### What you have to do
Leave out the pictures and print precisely the lines from the line with "Enumerate this screenshot's" to the final line of the entries, both ends included.

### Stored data
>>>

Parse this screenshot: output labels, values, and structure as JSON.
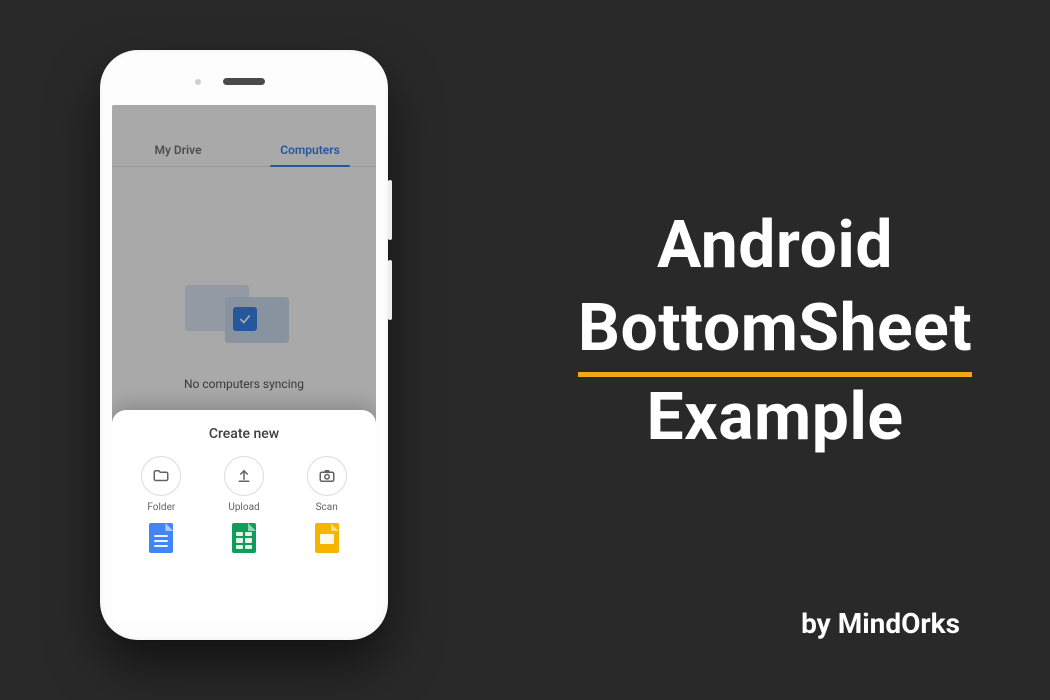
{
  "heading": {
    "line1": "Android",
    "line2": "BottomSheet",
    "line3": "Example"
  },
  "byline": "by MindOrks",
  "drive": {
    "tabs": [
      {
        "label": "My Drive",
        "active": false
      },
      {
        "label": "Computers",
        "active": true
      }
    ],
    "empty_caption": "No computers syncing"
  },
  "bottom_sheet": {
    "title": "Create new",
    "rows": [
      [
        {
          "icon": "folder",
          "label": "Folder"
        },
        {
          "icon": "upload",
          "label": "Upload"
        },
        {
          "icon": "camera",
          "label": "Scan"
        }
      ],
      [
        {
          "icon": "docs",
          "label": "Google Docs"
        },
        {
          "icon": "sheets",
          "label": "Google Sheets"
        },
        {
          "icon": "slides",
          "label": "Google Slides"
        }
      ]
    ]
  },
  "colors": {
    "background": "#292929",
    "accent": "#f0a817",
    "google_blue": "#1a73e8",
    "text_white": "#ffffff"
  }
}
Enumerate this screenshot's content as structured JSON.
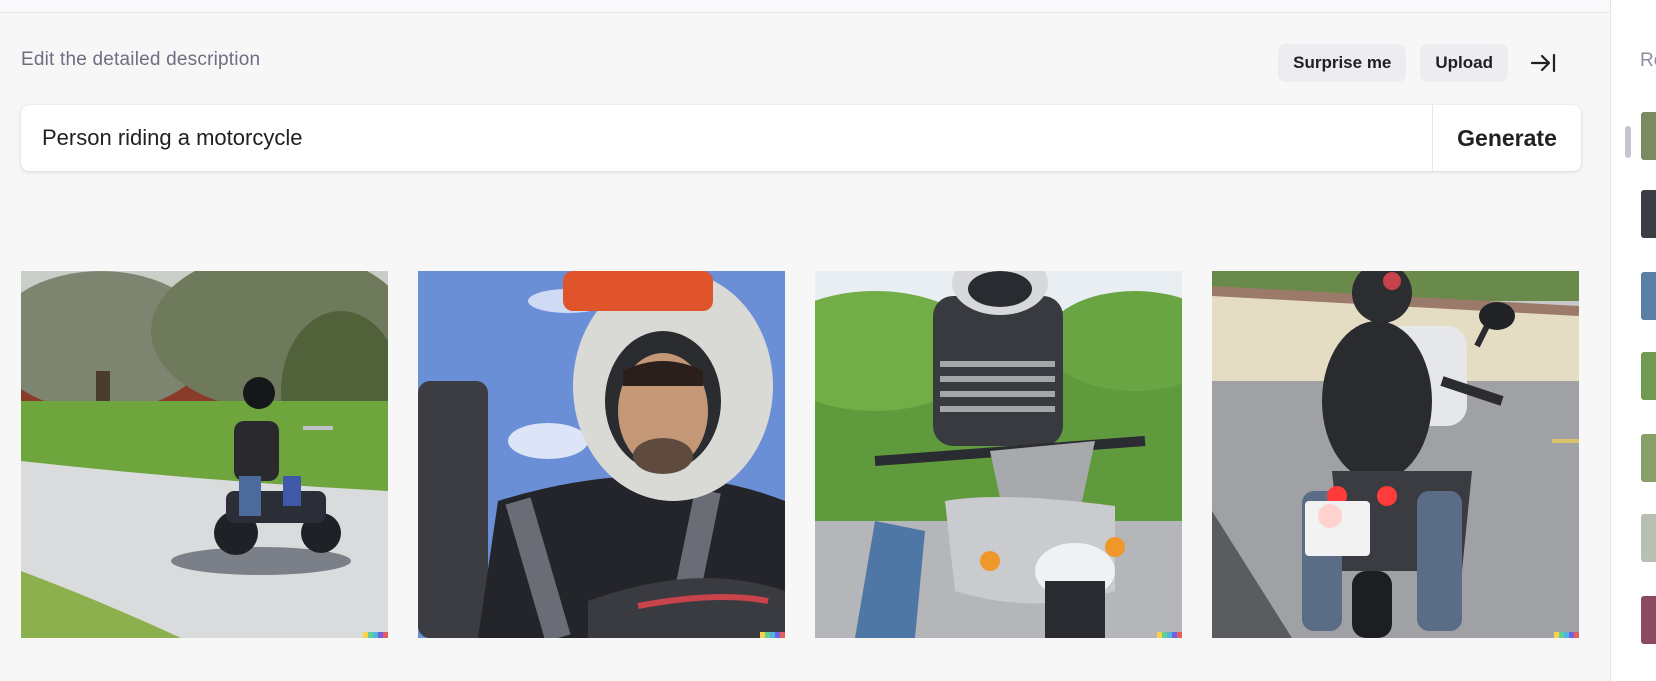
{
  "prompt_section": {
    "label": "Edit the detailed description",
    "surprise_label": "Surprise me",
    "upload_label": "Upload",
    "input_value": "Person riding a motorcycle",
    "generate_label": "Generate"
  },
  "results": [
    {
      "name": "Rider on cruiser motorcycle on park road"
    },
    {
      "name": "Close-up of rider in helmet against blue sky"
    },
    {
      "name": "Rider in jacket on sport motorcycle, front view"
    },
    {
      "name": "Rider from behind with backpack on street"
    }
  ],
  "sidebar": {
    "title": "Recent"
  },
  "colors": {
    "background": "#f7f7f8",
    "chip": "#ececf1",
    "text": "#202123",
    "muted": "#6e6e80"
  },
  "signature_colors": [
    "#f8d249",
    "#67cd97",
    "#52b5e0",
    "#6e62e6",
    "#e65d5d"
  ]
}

<<<

### Result of the task
Enumerate this screenshot's content as structured JSON.
{
  "prompt_section": {
    "label": "Edit the detailed description",
    "surprise_label": "Surprise me",
    "upload_label": "Upload",
    "input_value": "Person riding a motorcycle",
    "generate_label": "Generate"
  },
  "results": [
    {
      "name": "Rider on cruiser motorcycle on park road"
    },
    {
      "name": "Close-up of rider in helmet against blue sky"
    },
    {
      "name": "Rider in jacket on sport motorcycle, front view"
    },
    {
      "name": "Rider from behind with backpack on street"
    }
  ],
  "sidebar": {
    "title": "Recent"
  },
  "colors": {
    "background": "#f7f7f8",
    "chip": "#ececf1",
    "text": "#202123",
    "muted": "#6e6e80"
  },
  "signature_colors": [
    "#f8d249",
    "#67cd97",
    "#52b5e0",
    "#6e62e6",
    "#e65d5d"
  ]
}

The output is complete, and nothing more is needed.